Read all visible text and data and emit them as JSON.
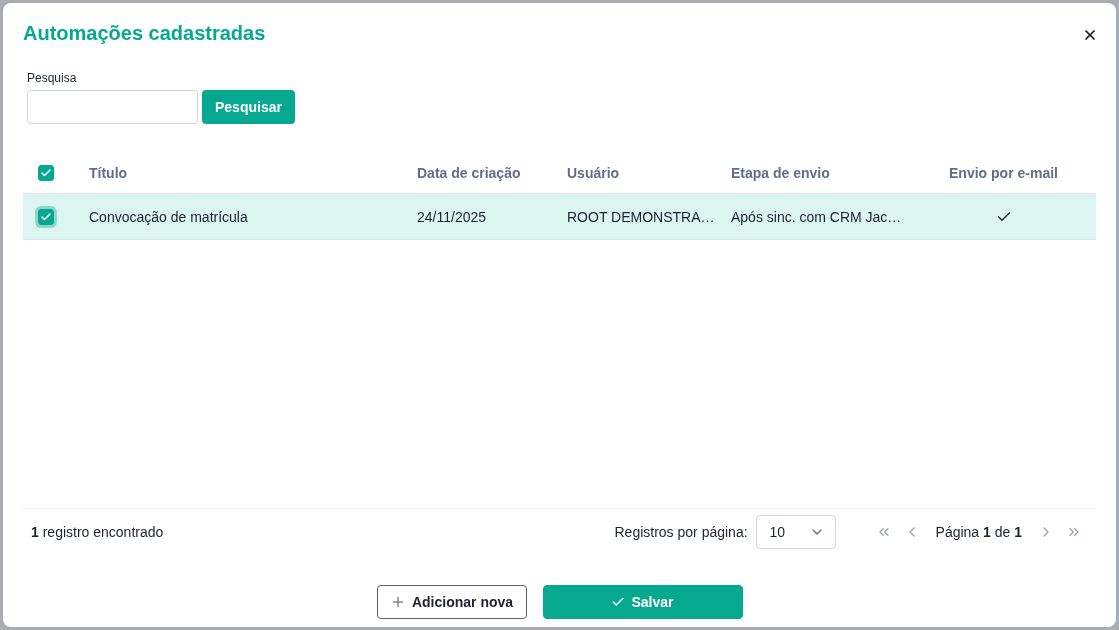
{
  "dialog": {
    "title": "Automações cadastradas"
  },
  "search": {
    "label": "Pesquisa",
    "button": "Pesquisar"
  },
  "table": {
    "select_all_checked": true,
    "columns": [
      "Título",
      "Data de criação",
      "Usuário",
      "Etapa de envio",
      "Envio por e-mail"
    ],
    "rows": [
      {
        "selected": true,
        "checked": true,
        "cells": [
          "Convocação de matrícula",
          "24/11/2025",
          "ROOT DEMONSTRA…",
          "Após sinc. com CRM Jac…"
        ],
        "email": true
      }
    ]
  },
  "footer": {
    "count": "**1** registro encontrado",
    "per_page_label": "Registros por página:",
    "per_page": "10",
    "page": "Página **1** de **1**"
  },
  "actions": [
    {
      "kind": "secondary",
      "label": "Adicionar nova"
    },
    {
      "kind": "primary",
      "label": "Salvar"
    }
  ]
}
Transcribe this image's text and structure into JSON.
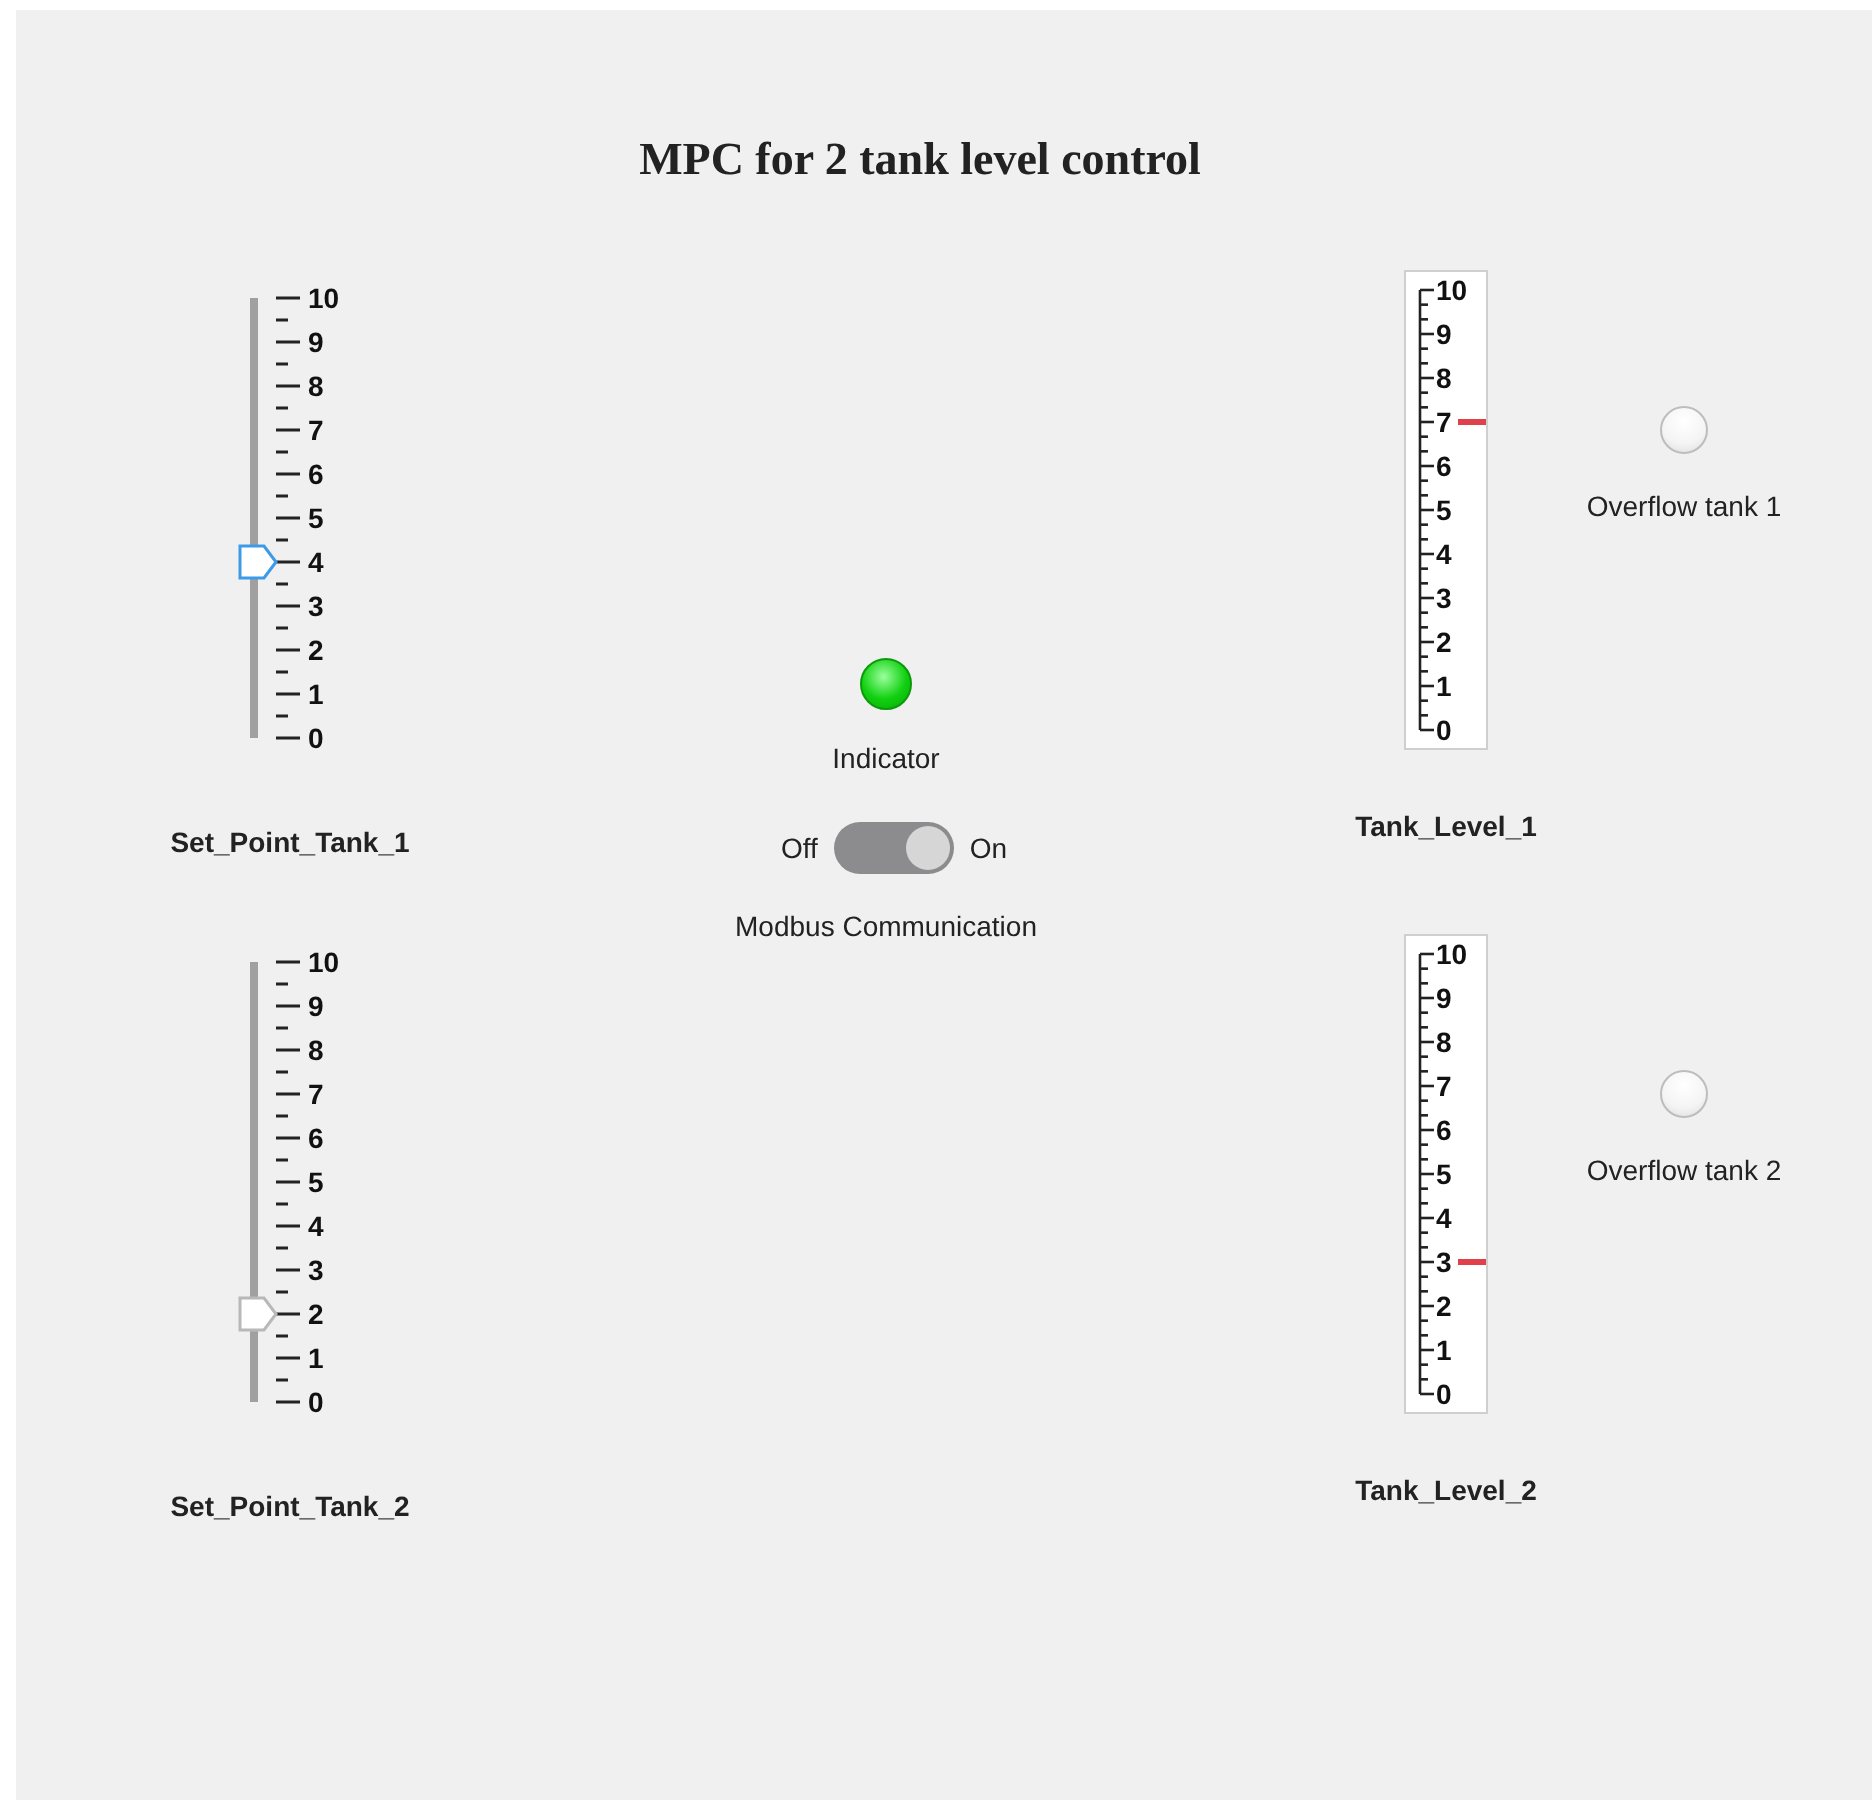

══════════════════════════════

GOAL OF THE EXERCISE: All of the entries above should be copied exactly, except for the pictures.

COMPLETE ANSWER:
Read all visible text and data and emit them as JSON.
{
  "dialog": {
    "title": "Automações cadastradas"
  },
  "search": {
    "label": "Pesquisa",
    "button": "Pesquisar"
  },
  "table": {
    "select_all_checked": true,
    "columns": [
      "Título",
      "Data de criação",
      "Usuário",
      "Etapa de envio",
      "Envio por e-mail"
    ],
    "rows": [
      {
        "selected": true,
        "checked": true,
        "cells": [
          "Convocação de matrícula",
          "24/11/2025",
          "ROOT DEMONSTRA…",
          "Após sinc. com CRM Jac…"
        ],
        "email": true
      }
    ]
  },
  "footer": {
    "count": "**1** registro encontrado",
    "per_page_label": "Registros por página:",
    "per_page": "10",
    "page": "Página **1** de **1**"
  },
  "actions": [
    {
      "kind": "secondary",
      "label": "Adicionar nova"
    },
    {
      "kind": "primary",
      "label": "Salvar"
    }
  ]
}
Transcribe this image's text and structure into JSON.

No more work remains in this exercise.